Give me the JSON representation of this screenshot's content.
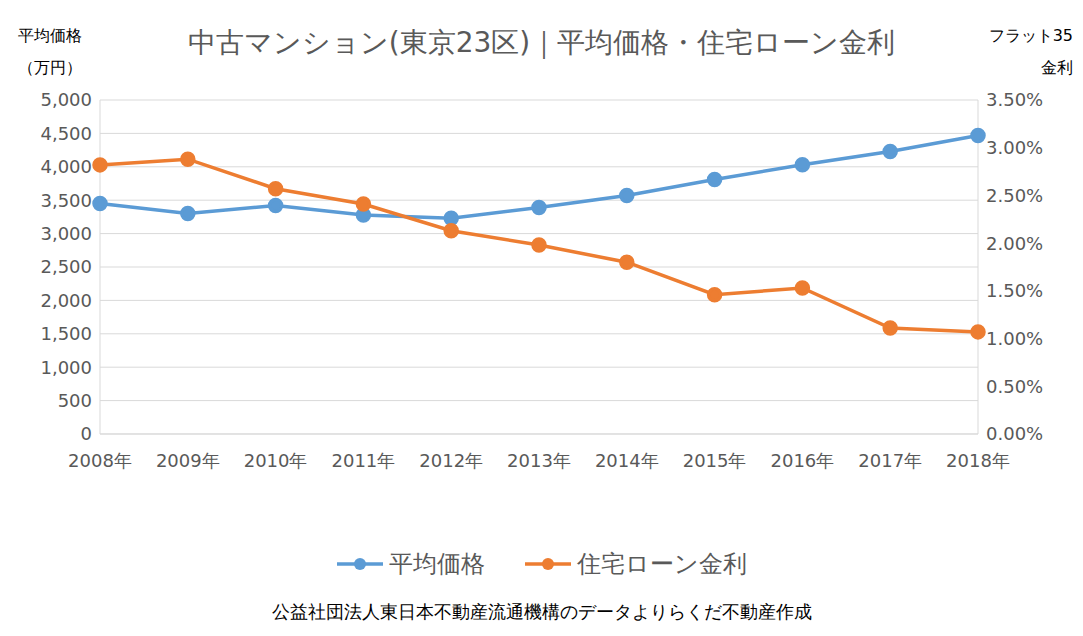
{
  "chart_data": {
    "type": "line",
    "title": "中古マンション(東京23区)｜平均価格・住宅ローン金利",
    "ylabel": [
      "平均価格",
      "（万円）"
    ],
    "y2label": [
      "フラット35",
      "金利"
    ],
    "note": "公益社団法人東日本不動産流通機構のデータよりらくだ不動産作成",
    "categories": [
      "2008年",
      "2009年",
      "2010年",
      "2011年",
      "2012年",
      "2013年",
      "2014年",
      "2015年",
      "2016年",
      "2017年",
      "2018年"
    ],
    "series": [
      {
        "name": "平均価格",
        "color": "#5b9bd5",
        "marker": "circle",
        "values": [
          3450,
          3300,
          3420,
          3280,
          3230,
          3390,
          3570,
          3810,
          4030,
          4230,
          4470
        ]
      },
      {
        "name": "住宅ローン金利",
        "color": "#ed7d31",
        "marker": "circle",
        "axis": "y2",
        "values": [
          2.82,
          2.88,
          2.57,
          2.41,
          2.13,
          1.98,
          1.8,
          1.46,
          1.53,
          1.11,
          1.07
        ]
      }
    ],
    "ylim": [
      0,
      5000
    ],
    "yticks": [
      0,
      500,
      {
        "value": 1000,
        "label": "1,000"
      },
      {
        "value": 1500,
        "label": "1,500"
      },
      {
        "value": 2000,
        "label": "2,000"
      },
      {
        "value": 2500,
        "label": "2,500"
      },
      {
        "value": 3000,
        "label": "3,000"
      },
      {
        "value": 3500,
        "label": "3,500"
      },
      {
        "value": 4000,
        "label": "4,000"
      },
      {
        "value": 4500,
        "label": "4,500"
      },
      {
        "value": 5000,
        "label": "5,000"
      }
    ],
    "y2lim": [
      0,
      3.5
    ],
    "y2ticks": [
      {
        "value": 0,
        "label": "0.00%"
      },
      {
        "value": 0.5,
        "label": "0.50%"
      },
      {
        "value": 1,
        "label": "1.00%"
      },
      {
        "value": 1.5,
        "label": "1.50%"
      },
      {
        "value": 2,
        "label": "2.00%"
      },
      {
        "value": 2.5,
        "label": "2.50%"
      },
      {
        "value": 3,
        "label": "3.00%"
      },
      {
        "value": 3.5,
        "label": "3.50%"
      }
    ],
    "grid": true,
    "legend": "bottom"
  }
}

━━━━━━━━━━━━━━━━

YOUR OBJECTIVE =
Reproduce the material in full, word for word, and omit the pictures.

WRITTEN RESPONSE =
Give me the JSON representation of this screenshot's content.
{
  "chart_data": {
    "type": "line",
    "title": "中古マンション(東京23区)｜平均価格・住宅ローン金利",
    "ylabel": [
      "平均価格",
      "（万円）"
    ],
    "y2label": [
      "フラット35",
      "金利"
    ],
    "note": "公益社団法人東日本不動産流通機構のデータよりらくだ不動産作成",
    "categories": [
      "2008年",
      "2009年",
      "2010年",
      "2011年",
      "2012年",
      "2013年",
      "2014年",
      "2015年",
      "2016年",
      "2017年",
      "2018年"
    ],
    "series": [
      {
        "name": "平均価格",
        "color": "#5b9bd5",
        "marker": "circle",
        "values": [
          3450,
          3300,
          3420,
          3280,
          3230,
          3390,
          3570,
          3810,
          4030,
          4230,
          4470
        ]
      },
      {
        "name": "住宅ローン金利",
        "color": "#ed7d31",
        "marker": "circle",
        "axis": "y2",
        "values": [
          2.82,
          2.88,
          2.57,
          2.41,
          2.13,
          1.98,
          1.8,
          1.46,
          1.53,
          1.11,
          1.07
        ]
      }
    ],
    "ylim": [
      0,
      5000
    ],
    "yticks": [
      0,
      500,
      {
        "value": 1000,
        "label": "1,000"
      },
      {
        "value": 1500,
        "label": "1,500"
      },
      {
        "value": 2000,
        "label": "2,000"
      },
      {
        "value": 2500,
        "label": "2,500"
      },
      {
        "value": 3000,
        "label": "3,000"
      },
      {
        "value": 3500,
        "label": "3,500"
      },
      {
        "value": 4000,
        "label": "4,000"
      },
      {
        "value": 4500,
        "label": "4,500"
      },
      {
        "value": 5000,
        "label": "5,000"
      }
    ],
    "y2lim": [
      0,
      3.5
    ],
    "y2ticks": [
      {
        "value": 0,
        "label": "0.00%"
      },
      {
        "value": 0.5,
        "label": "0.50%"
      },
      {
        "value": 1,
        "label": "1.00%"
      },
      {
        "value": 1.5,
        "label": "1.50%"
      },
      {
        "value": 2,
        "label": "2.00%"
      },
      {
        "value": 2.5,
        "label": "2.50%"
      },
      {
        "value": 3,
        "label": "3.00%"
      },
      {
        "value": 3.5,
        "label": "3.50%"
      }
    ],
    "grid": true,
    "legend": "bottom"
  }
}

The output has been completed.